- _DATA ROWS_
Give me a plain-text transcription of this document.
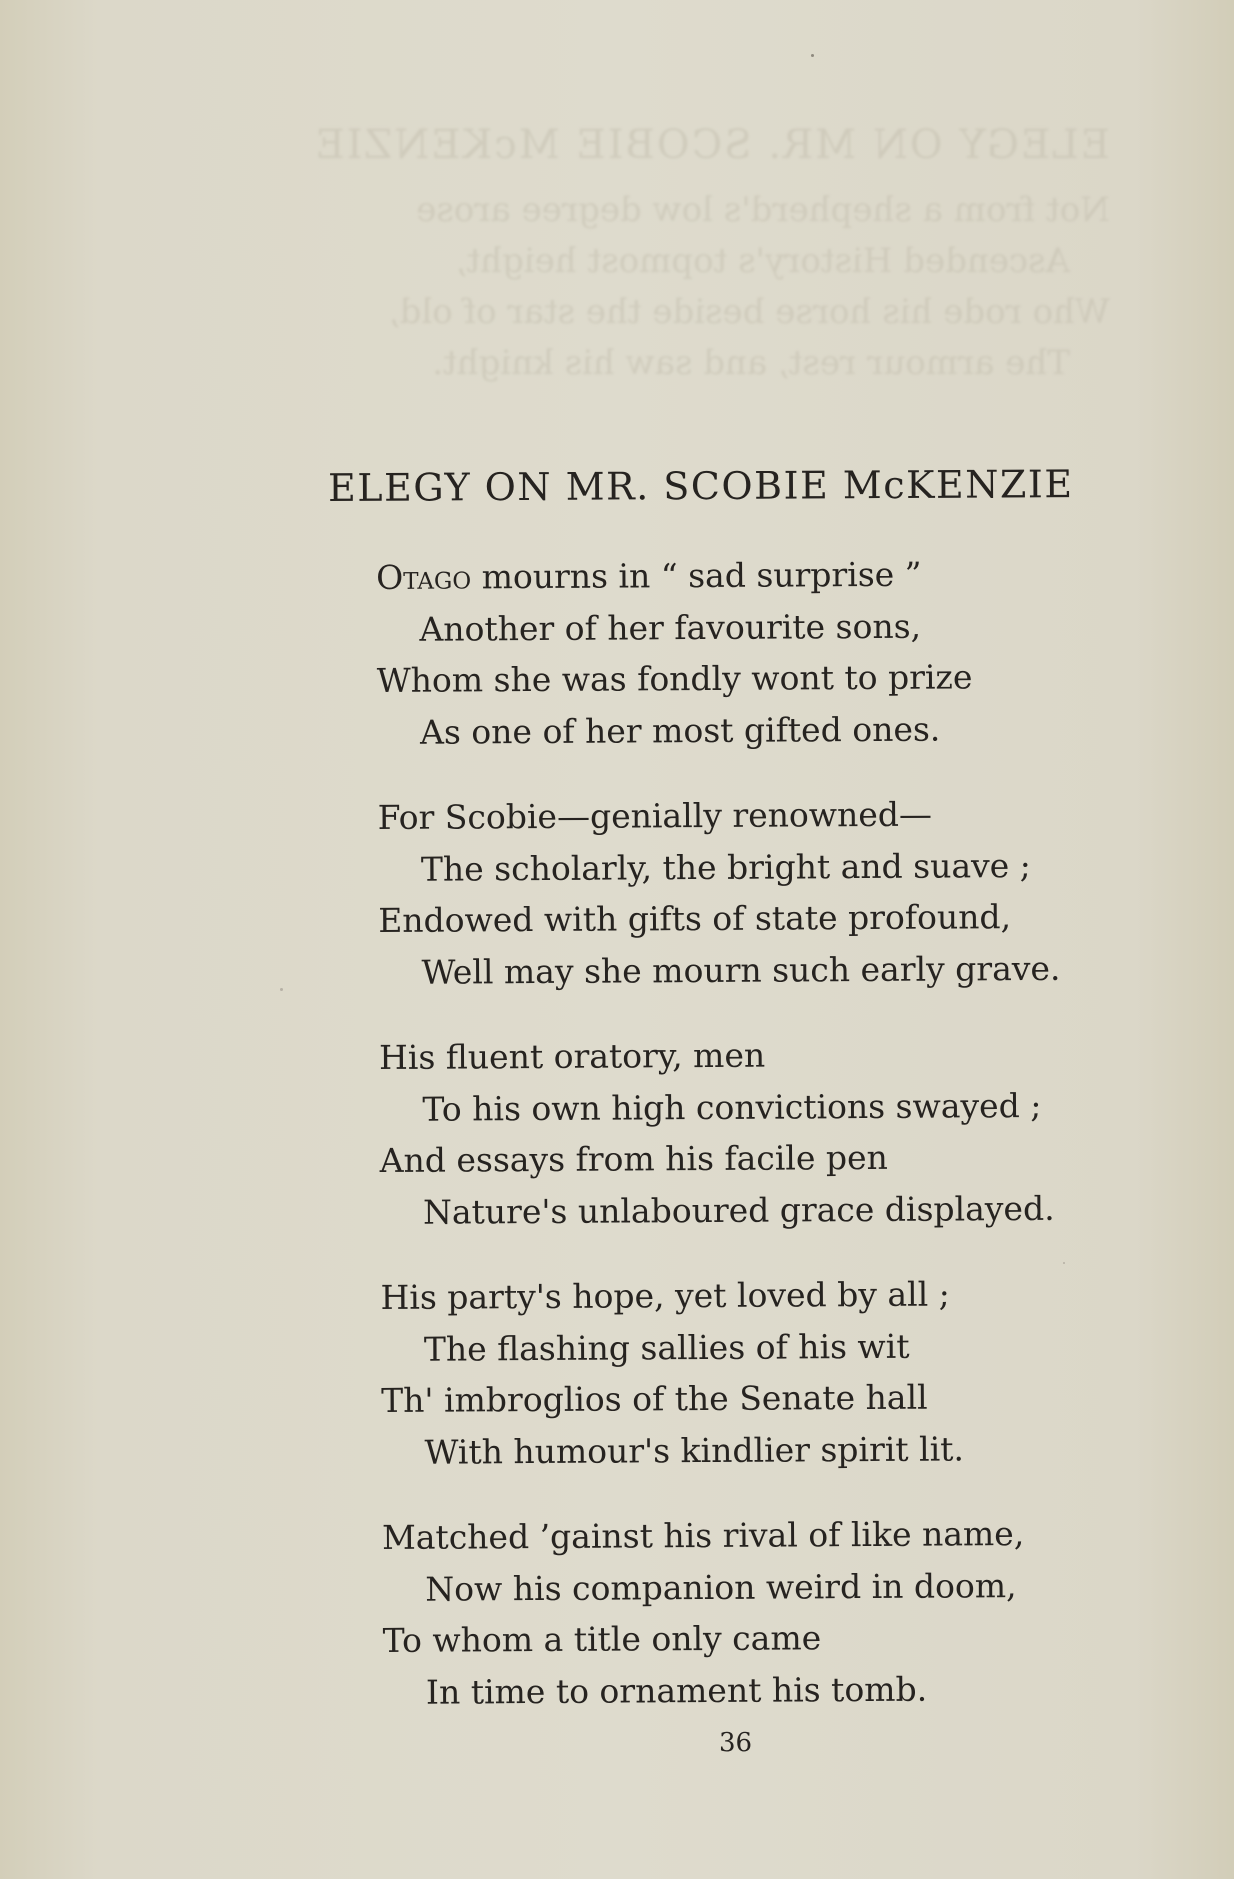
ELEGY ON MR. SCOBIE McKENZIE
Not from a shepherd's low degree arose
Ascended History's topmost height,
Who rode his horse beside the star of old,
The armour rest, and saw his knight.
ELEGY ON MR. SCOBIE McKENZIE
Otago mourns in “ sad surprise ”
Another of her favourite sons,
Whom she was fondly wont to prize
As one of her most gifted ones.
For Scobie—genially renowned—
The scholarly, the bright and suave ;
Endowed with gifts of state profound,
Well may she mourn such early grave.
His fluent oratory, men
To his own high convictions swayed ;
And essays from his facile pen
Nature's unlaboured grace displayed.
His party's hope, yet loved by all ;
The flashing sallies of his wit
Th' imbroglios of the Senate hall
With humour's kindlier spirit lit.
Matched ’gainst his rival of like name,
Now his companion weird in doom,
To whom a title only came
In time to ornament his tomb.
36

- _WHAT TO DO_
Without the pictures, retype the whole of the material above exactly.

- _THE OUTPUT_
Give me a plain-text transcription of this document.
ELEGY ON MR. SCOBIE McKENZIE
Not from a shepherd's low degree arose
Ascended History's topmost height,
Who rode his horse beside the star of old,
The armour rest, and saw his knight.
ELEGY ON MR. SCOBIE McKENZIE
Otago mourns in “ sad surprise ”
Another of her favourite sons,
Whom she was fondly wont to prize
As one of her most gifted ones.
For Scobie—genially renowned—
The scholarly, the bright and suave ;
Endowed with gifts of state profound,
Well may she mourn such early grave.
His fluent oratory, men
To his own high convictions swayed ;
And essays from his facile pen
Nature's unlaboured grace displayed.
His party's hope, yet loved by all ;
The flashing sallies of his wit
Th' imbroglios of the Senate hall
With humour's kindlier spirit lit.
Matched ’gainst his rival of like name,
Now his companion weird in doom,
To whom a title only came
In time to ornament his tomb.
36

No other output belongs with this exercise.